### Required work:
Pick out and copy every line below that has the word "학생들의".

### Data records:
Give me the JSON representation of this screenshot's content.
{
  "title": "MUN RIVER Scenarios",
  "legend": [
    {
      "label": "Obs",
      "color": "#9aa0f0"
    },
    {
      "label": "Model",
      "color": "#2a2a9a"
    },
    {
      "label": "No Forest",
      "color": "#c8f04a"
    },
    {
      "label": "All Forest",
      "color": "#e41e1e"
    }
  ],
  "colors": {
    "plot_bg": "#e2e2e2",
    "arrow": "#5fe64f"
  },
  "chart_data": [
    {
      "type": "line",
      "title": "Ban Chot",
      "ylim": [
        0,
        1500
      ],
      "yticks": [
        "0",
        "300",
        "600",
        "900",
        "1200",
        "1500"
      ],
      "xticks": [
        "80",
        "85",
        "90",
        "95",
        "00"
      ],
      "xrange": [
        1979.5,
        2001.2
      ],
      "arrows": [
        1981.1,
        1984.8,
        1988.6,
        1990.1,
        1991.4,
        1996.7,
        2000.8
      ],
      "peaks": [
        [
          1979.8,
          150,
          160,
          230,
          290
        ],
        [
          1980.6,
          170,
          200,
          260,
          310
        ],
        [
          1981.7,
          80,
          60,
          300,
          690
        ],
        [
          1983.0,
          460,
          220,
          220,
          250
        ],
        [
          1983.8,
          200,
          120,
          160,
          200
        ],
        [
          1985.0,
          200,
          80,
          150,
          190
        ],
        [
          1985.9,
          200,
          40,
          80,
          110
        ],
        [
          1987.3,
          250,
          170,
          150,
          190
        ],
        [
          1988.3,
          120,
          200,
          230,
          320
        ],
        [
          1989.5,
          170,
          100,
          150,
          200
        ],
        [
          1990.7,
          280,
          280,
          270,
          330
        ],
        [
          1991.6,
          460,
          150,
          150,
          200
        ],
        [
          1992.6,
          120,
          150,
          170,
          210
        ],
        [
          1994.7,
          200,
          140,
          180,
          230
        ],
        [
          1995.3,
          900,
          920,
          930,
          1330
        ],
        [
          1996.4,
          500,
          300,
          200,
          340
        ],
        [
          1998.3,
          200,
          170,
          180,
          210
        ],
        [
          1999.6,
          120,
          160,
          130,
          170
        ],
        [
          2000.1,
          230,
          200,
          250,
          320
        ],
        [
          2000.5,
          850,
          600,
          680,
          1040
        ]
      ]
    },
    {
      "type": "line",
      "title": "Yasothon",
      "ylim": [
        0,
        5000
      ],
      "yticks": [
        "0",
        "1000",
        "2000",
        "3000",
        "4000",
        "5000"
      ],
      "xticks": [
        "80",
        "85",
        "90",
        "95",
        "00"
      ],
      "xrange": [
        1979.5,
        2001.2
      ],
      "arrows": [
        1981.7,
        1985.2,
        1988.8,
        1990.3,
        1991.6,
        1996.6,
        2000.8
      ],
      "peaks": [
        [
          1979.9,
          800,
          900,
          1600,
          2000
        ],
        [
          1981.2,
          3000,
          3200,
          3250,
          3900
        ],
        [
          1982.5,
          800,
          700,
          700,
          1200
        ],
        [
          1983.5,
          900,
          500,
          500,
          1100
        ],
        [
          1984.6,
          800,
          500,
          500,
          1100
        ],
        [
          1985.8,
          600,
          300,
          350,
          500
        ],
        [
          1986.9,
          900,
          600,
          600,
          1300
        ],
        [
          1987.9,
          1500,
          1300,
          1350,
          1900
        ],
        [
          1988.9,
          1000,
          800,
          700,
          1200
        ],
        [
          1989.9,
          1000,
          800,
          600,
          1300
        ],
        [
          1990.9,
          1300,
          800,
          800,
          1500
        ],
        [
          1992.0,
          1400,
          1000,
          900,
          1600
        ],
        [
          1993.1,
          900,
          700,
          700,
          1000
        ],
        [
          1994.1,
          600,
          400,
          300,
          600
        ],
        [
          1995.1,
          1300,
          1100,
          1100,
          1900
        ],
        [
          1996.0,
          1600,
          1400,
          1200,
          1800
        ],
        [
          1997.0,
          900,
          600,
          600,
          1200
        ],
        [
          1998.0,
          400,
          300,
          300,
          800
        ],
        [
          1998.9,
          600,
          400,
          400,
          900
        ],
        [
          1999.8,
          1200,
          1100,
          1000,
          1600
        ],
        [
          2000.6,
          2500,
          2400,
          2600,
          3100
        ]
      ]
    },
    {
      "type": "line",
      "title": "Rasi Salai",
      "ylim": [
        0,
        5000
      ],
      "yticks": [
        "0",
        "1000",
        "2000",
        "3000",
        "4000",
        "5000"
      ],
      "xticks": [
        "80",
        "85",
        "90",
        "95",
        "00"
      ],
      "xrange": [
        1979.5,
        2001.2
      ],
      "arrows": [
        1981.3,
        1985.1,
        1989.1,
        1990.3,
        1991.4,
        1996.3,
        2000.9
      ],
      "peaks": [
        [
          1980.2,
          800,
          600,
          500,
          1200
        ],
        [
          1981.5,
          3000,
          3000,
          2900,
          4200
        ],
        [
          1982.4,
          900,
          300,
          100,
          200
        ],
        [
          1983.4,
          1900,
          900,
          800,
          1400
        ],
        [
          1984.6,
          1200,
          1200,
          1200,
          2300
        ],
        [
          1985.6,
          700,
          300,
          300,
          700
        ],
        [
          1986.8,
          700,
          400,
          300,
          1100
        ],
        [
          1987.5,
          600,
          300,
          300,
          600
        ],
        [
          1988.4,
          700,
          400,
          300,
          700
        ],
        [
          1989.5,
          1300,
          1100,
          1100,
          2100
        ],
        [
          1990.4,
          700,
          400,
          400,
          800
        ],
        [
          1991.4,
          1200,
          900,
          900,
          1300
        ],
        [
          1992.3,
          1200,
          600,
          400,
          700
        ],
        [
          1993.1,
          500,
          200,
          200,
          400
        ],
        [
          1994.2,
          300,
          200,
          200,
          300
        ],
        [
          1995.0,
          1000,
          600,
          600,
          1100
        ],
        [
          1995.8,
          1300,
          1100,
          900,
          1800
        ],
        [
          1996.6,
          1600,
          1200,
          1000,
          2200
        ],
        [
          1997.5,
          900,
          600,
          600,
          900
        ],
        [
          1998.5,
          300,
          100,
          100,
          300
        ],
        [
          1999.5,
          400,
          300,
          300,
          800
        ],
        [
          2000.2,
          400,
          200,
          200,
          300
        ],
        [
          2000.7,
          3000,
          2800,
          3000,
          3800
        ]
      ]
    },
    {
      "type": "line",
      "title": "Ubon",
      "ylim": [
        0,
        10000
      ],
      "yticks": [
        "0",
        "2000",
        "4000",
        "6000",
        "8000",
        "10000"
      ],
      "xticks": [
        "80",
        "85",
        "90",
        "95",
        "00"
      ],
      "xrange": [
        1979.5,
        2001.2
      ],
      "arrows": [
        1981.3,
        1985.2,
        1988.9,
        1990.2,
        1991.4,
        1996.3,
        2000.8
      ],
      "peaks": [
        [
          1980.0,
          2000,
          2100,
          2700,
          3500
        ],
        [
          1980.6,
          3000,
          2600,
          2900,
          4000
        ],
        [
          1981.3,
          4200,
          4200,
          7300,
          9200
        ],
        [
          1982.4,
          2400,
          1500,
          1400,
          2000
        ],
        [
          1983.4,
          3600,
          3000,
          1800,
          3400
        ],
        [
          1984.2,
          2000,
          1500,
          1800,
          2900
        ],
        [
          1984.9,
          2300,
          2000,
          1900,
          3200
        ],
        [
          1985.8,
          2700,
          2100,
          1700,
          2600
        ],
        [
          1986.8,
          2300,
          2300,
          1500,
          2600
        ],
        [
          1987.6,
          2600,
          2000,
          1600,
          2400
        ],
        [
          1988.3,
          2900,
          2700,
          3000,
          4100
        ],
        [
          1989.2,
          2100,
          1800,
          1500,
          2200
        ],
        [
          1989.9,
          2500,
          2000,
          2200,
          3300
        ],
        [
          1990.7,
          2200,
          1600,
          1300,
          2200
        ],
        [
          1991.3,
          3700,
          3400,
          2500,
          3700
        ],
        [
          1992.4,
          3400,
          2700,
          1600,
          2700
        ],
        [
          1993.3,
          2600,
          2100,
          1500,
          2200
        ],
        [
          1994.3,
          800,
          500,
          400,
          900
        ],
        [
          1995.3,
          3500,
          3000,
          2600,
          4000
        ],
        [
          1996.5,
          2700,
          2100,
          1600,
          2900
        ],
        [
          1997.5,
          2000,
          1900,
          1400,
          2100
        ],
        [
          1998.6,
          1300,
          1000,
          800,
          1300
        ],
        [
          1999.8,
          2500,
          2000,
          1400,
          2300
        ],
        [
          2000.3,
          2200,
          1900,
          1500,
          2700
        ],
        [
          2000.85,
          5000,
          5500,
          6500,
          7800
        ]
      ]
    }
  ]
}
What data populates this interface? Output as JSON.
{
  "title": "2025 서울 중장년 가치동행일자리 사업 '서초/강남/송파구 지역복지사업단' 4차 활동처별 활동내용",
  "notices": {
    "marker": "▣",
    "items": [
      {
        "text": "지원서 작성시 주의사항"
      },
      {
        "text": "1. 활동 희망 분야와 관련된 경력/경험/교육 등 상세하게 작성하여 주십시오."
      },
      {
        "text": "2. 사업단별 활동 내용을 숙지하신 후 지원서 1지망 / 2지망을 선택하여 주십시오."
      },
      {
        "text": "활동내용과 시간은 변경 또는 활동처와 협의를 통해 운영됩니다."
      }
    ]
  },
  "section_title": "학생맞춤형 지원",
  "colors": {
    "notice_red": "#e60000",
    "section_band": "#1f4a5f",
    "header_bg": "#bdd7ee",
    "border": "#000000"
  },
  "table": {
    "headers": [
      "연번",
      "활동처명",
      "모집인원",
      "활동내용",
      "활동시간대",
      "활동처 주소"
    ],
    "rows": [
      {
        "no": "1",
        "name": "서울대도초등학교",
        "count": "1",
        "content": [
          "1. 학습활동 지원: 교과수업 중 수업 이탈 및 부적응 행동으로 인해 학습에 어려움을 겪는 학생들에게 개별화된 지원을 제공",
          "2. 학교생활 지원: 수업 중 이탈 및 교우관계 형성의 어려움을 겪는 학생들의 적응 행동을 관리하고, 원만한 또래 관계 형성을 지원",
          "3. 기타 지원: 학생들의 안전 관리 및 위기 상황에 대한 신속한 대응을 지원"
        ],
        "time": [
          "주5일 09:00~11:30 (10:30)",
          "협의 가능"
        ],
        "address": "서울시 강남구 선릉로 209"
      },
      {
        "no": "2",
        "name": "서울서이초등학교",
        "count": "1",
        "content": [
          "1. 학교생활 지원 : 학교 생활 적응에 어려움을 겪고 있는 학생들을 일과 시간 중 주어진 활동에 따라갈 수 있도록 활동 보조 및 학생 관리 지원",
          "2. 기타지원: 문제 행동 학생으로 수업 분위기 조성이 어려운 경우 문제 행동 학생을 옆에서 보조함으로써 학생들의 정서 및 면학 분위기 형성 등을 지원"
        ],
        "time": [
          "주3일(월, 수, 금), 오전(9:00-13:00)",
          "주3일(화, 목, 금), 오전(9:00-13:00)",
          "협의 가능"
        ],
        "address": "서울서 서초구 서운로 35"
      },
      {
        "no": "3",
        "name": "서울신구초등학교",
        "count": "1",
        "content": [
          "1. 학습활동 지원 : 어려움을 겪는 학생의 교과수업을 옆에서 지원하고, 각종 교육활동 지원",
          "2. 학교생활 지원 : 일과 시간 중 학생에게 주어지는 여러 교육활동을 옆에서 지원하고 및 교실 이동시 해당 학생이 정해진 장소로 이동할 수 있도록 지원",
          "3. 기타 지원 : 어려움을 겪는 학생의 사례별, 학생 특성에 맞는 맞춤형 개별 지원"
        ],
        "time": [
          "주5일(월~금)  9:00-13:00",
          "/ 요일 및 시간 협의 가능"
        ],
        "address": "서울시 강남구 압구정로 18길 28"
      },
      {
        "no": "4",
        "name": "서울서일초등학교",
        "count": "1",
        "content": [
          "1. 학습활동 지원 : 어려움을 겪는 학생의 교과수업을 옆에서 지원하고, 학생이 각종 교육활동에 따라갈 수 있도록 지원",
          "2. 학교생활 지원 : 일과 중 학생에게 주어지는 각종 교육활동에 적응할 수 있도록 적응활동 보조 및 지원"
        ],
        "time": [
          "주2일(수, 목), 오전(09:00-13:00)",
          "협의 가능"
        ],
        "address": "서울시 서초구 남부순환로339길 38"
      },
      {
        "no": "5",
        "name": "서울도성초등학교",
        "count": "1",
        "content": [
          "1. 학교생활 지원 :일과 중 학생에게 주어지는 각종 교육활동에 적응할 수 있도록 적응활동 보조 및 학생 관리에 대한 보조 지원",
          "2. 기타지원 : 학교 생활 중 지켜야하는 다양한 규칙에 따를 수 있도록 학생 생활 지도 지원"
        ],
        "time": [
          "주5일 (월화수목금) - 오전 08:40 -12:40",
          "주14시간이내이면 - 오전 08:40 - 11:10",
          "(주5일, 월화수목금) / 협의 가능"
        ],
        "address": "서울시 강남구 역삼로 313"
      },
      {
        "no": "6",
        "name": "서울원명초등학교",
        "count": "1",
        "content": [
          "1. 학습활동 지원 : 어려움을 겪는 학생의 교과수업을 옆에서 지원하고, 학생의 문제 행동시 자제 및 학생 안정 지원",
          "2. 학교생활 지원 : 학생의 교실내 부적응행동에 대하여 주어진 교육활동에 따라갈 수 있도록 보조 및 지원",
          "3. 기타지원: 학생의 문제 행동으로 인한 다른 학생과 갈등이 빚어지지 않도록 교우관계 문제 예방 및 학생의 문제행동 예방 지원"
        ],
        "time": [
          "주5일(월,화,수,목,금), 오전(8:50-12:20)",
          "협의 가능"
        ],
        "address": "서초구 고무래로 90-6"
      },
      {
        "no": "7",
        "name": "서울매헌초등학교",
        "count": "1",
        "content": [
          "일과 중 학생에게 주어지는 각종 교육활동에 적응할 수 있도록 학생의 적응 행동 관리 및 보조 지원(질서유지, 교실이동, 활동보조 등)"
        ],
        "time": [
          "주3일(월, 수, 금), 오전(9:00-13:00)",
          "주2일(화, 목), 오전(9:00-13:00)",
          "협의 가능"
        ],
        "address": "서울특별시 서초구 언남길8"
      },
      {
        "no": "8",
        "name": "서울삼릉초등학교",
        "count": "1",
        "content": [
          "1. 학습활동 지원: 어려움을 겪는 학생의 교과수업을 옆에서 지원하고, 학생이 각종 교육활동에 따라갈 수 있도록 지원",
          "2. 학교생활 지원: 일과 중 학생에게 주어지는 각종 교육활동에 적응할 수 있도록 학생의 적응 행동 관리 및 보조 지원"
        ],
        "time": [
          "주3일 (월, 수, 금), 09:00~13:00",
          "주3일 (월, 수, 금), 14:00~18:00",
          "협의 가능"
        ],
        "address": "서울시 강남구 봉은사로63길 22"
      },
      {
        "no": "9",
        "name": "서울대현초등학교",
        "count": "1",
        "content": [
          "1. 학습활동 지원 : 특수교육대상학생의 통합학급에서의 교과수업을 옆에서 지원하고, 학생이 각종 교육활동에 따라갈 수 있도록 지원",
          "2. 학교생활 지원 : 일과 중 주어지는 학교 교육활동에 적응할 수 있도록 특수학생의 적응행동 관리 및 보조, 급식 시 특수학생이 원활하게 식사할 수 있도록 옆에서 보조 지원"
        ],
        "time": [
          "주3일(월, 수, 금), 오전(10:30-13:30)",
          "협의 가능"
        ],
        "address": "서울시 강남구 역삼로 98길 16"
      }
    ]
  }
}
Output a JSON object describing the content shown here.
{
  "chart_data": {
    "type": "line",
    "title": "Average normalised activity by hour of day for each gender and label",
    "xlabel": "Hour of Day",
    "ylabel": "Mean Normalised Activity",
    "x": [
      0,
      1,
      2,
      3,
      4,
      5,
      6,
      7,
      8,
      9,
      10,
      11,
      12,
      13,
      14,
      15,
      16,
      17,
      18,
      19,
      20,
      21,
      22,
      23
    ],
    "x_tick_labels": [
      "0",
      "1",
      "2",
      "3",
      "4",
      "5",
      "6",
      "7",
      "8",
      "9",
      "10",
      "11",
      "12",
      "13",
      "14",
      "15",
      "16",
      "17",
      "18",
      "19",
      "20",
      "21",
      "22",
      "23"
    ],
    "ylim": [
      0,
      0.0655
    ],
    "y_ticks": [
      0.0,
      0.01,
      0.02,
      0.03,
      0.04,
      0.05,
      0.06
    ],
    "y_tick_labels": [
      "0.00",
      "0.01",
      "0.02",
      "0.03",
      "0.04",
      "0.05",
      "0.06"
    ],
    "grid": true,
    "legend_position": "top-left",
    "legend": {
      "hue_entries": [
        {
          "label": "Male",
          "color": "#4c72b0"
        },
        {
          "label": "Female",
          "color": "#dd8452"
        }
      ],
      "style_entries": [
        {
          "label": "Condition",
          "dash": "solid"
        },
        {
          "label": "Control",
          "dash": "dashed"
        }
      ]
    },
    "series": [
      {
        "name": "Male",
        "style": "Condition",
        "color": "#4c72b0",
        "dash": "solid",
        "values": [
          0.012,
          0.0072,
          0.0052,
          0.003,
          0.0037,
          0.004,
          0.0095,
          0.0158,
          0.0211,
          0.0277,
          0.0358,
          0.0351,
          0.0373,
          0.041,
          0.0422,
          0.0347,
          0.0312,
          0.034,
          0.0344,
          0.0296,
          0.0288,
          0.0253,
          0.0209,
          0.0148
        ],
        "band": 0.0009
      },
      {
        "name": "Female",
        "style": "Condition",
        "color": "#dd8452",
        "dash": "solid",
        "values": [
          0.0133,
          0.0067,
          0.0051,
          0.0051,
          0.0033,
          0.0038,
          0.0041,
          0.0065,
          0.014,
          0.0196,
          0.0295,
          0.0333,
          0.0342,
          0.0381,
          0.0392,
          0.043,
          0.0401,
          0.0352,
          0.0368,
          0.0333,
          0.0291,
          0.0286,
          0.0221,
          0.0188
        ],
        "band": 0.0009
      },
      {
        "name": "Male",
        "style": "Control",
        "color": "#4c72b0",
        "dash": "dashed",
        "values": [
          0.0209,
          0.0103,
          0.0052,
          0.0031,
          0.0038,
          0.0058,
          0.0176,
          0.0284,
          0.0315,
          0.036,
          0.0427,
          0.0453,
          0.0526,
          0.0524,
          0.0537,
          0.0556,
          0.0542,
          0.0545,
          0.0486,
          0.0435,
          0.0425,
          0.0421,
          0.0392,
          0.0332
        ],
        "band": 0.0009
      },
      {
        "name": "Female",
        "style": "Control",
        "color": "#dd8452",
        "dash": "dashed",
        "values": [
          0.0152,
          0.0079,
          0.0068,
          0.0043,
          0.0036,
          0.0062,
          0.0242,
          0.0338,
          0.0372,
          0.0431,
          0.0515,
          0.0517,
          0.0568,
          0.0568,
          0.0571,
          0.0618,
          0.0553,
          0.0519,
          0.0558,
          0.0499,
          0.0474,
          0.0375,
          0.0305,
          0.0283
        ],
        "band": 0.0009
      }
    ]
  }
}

### Complete response:
          "2. 학교생활 지원: 수업 중 이탈 및 교우관계 형성의 어려움을 겪는 학생들의 적응 행동을 관리하고, 원만한 또래 관계 형성을 지원",
          "3. 기타 지원: 학생들의 안전 관리 및 위기 상황에 대한 신속한 대응을 지원"
          "2. 기타지원: 문제 행동 학생으로 수업 분위기 조성이 어려운 경우 문제 행동 학생을 옆에서 보조함으로써 학생들의 정서 및 면학 분위기 형성 등을 지원"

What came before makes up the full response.